=== BRIEF ===
Find each line containing the string "item". Copy it.

Data records:
# # # # # # #

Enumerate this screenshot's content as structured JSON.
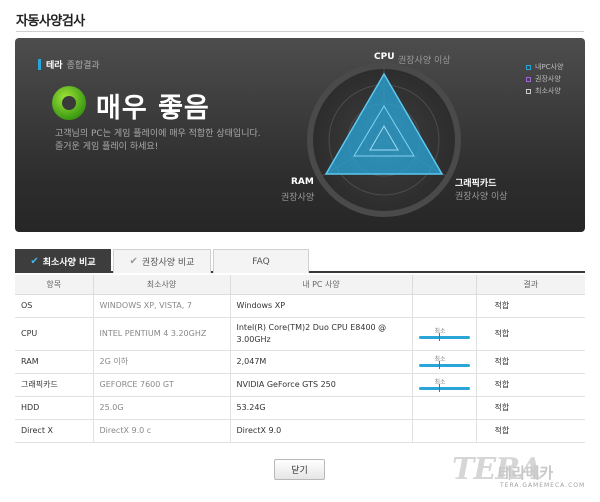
{
  "title": "자동사양검사",
  "summary": {
    "app_name": "테라",
    "label": "종합결과",
    "result": "매우 좋음",
    "desc_line1": "고객님의 PC는 게임 플레이에 매우 적합한 상태입니다.",
    "desc_line2": "즐거운 게임 플레이 하세요!"
  },
  "radar": {
    "axes": [
      {
        "title": "CPU",
        "sub": "권장사양 이상"
      },
      {
        "title": "그래픽카드",
        "sub": "권장사양 이상"
      },
      {
        "title": "RAM",
        "sub": "권장사양"
      }
    ],
    "legend": [
      {
        "label": "내PC사양",
        "color": "#2aa5d8"
      },
      {
        "label": "권장사양",
        "color": "#a066d8"
      },
      {
        "label": "최소사양",
        "color": "#cccccc"
      }
    ]
  },
  "tabs": [
    "최소사양 비교",
    "권장사양 비교",
    "FAQ"
  ],
  "table": {
    "headers": [
      "항목",
      "최소사양",
      "내 PC 사양",
      "",
      "결과"
    ],
    "rows": [
      {
        "item": "OS",
        "min": "WINDOWS XP, VISTA, 7",
        "mine_l1": "Windows XP",
        "mine_l2": "",
        "gauge": "",
        "result": "적합"
      },
      {
        "item": "CPU",
        "min": "INTEL PENTIUM 4 3.20GHZ",
        "mine_l1": "Intel(R) Core(TM)2 Duo CPU E8400 @",
        "mine_l2": "3.00GHz",
        "gauge": "최소",
        "result": "적합"
      },
      {
        "item": "RAM",
        "min": "2G 이하",
        "mine_l1": "2,047M",
        "mine_l2": "",
        "gauge": "최소",
        "result": "적합"
      },
      {
        "item": "그래픽카드",
        "min": "GEFORCE 7600 GT",
        "mine_l1": "NVIDIA GeForce GTS 250",
        "mine_l2": "",
        "gauge": "최소",
        "result": "적합"
      },
      {
        "item": "HDD",
        "min": "25.0G",
        "mine_l1": "53.24G",
        "mine_l2": "",
        "gauge": "",
        "result": "적합"
      },
      {
        "item": "Direct X",
        "min": "DirectX 9.0 c",
        "mine_l1": "DirectX 9.0",
        "mine_l2": "",
        "gauge": "",
        "result": "적합"
      }
    ]
  },
  "close_label": "닫기",
  "logo": {
    "main": "TERA",
    "kr": "테라메카",
    "sub": "TERA.GAMEMECA.COM"
  }
}
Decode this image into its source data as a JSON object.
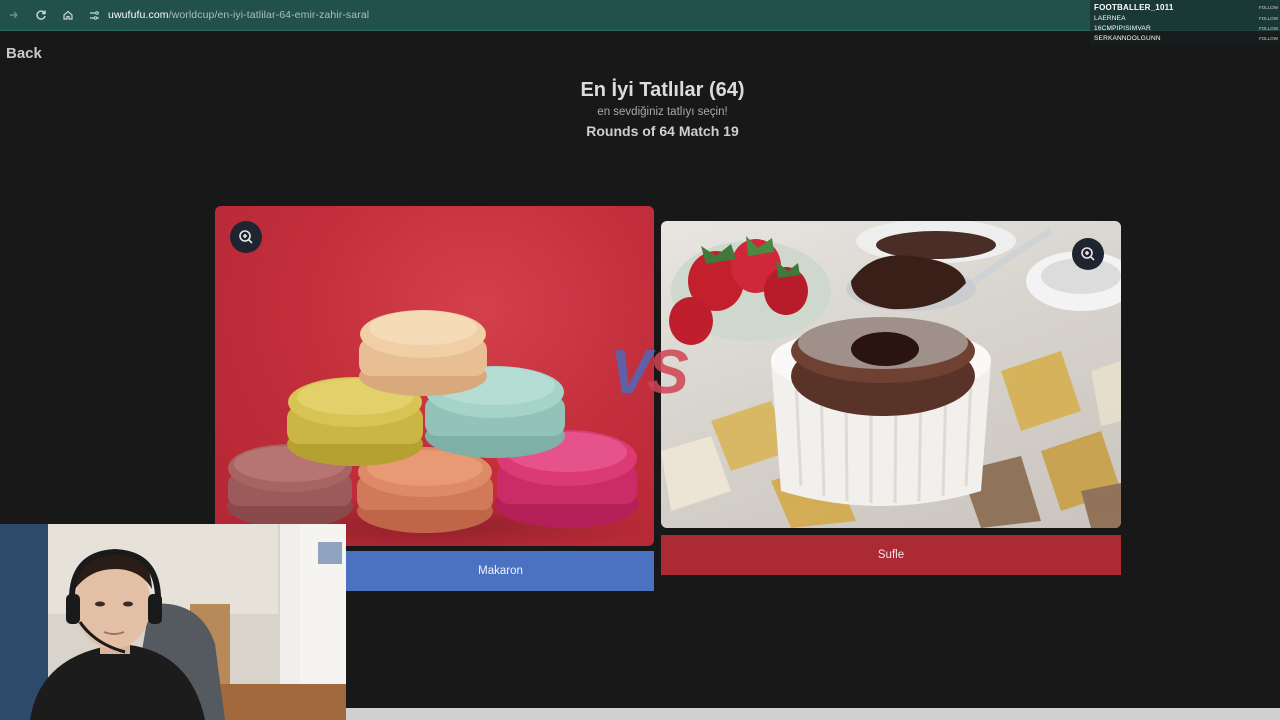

# # # # # # #

=== REPLY TO THE TASK ===
        "item": "OS",
        "item": "CPU",
        "item": "RAM",
        "item": "그래픽카드",
        "item": "HDD",
        "item": "Direct X",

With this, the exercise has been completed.